## begin

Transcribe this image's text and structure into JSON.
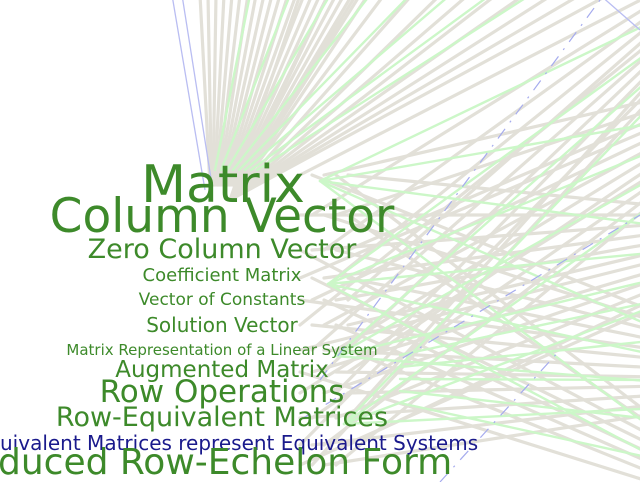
{
  "labels": {
    "matrix": "Matrix",
    "column_vector": "Column Vector",
    "zero_column_vector": "Zero Column Vector",
    "coefficient_matrix": "Coefficient Matrix",
    "vector_of_constants": "Vector of Constants",
    "solution_vector": "Solution Vector",
    "matrix_representation": "Matrix Representation of a Linear System",
    "augmented_matrix": "Augmented Matrix",
    "row_operations": "Row Operations",
    "row_equivalent_matrices": "Row-Equivalent Matrices",
    "equivalent_matrices_systems": "uivalent Matrices represent Equivalent Systems",
    "reduced_row_echelon_form": "duced Row-Echelon Form"
  },
  "colors": {
    "concept_green": "#3d8a2a",
    "theorem_blue": "#1a1a8c",
    "edge_beige": "#e2e0d8",
    "edge_green": "#ccf7c8",
    "edge_blue": "#b9bdf2"
  }
}
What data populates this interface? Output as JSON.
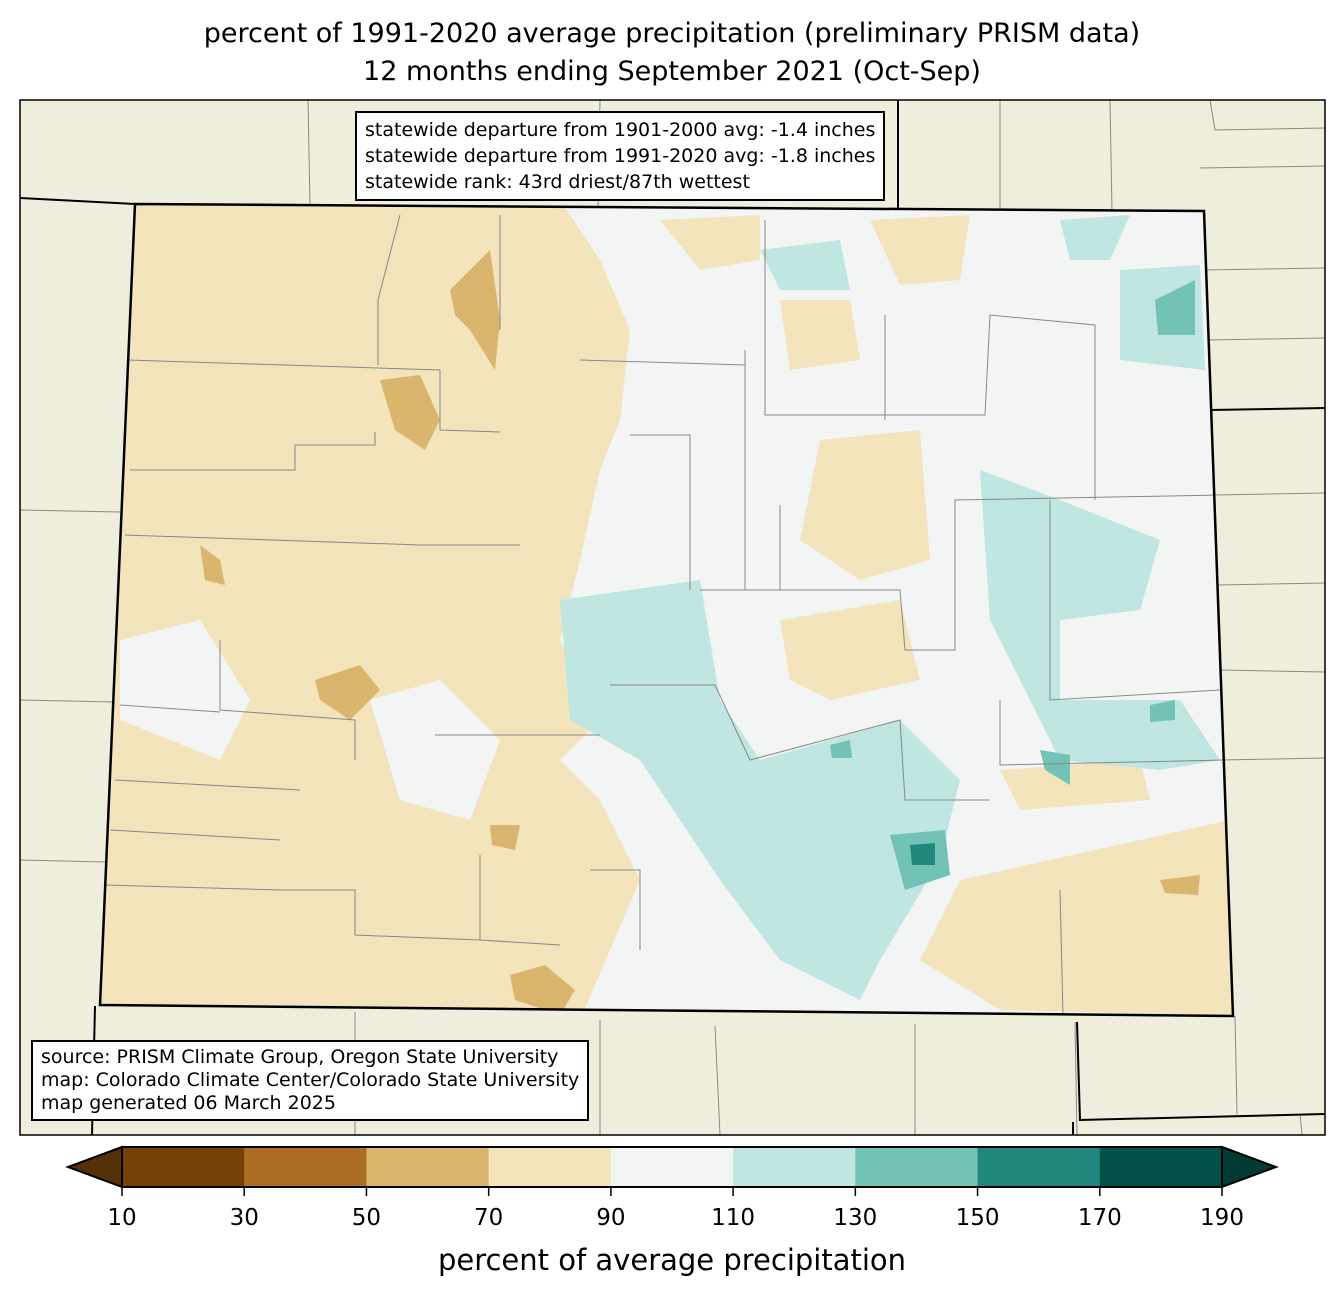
{
  "title_line1": "percent of 1991-2020 average precipitation (preliminary PRISM data)",
  "title_line2": "12 months ending September 2021 (Oct-Sep)",
  "stats": {
    "line1": "statewide departure from 1901-2000 avg: -1.4 inches",
    "line2": "statewide departure from 1991-2020 avg: -1.8 inches",
    "line3": "statewide rank: 43rd driest/87th wettest"
  },
  "credits": {
    "line1": "source: PRISM Climate Group, Oregon State University",
    "line2": "map: Colorado Climate Center/Colorado State University",
    "line3": "map generated 06 March 2025"
  },
  "colorbar": {
    "label": "percent of average precipitation",
    "ticks": [
      "10",
      "30",
      "50",
      "70",
      "90",
      "110",
      "130",
      "150",
      "170",
      "190"
    ],
    "colors": [
      "#744109",
      "#ab6e22",
      "#d9b56d",
      "#f3e4bc",
      "#f3f5f4",
      "#bfe6e1",
      "#72c2b6",
      "#22877e",
      "#02524a"
    ],
    "under_color": "#553108",
    "over_color": "#023b33"
  }
}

## end

Say how many lines in this listing hold the string "JSON", giving the count and nothing more.

Response to this exercise ->
2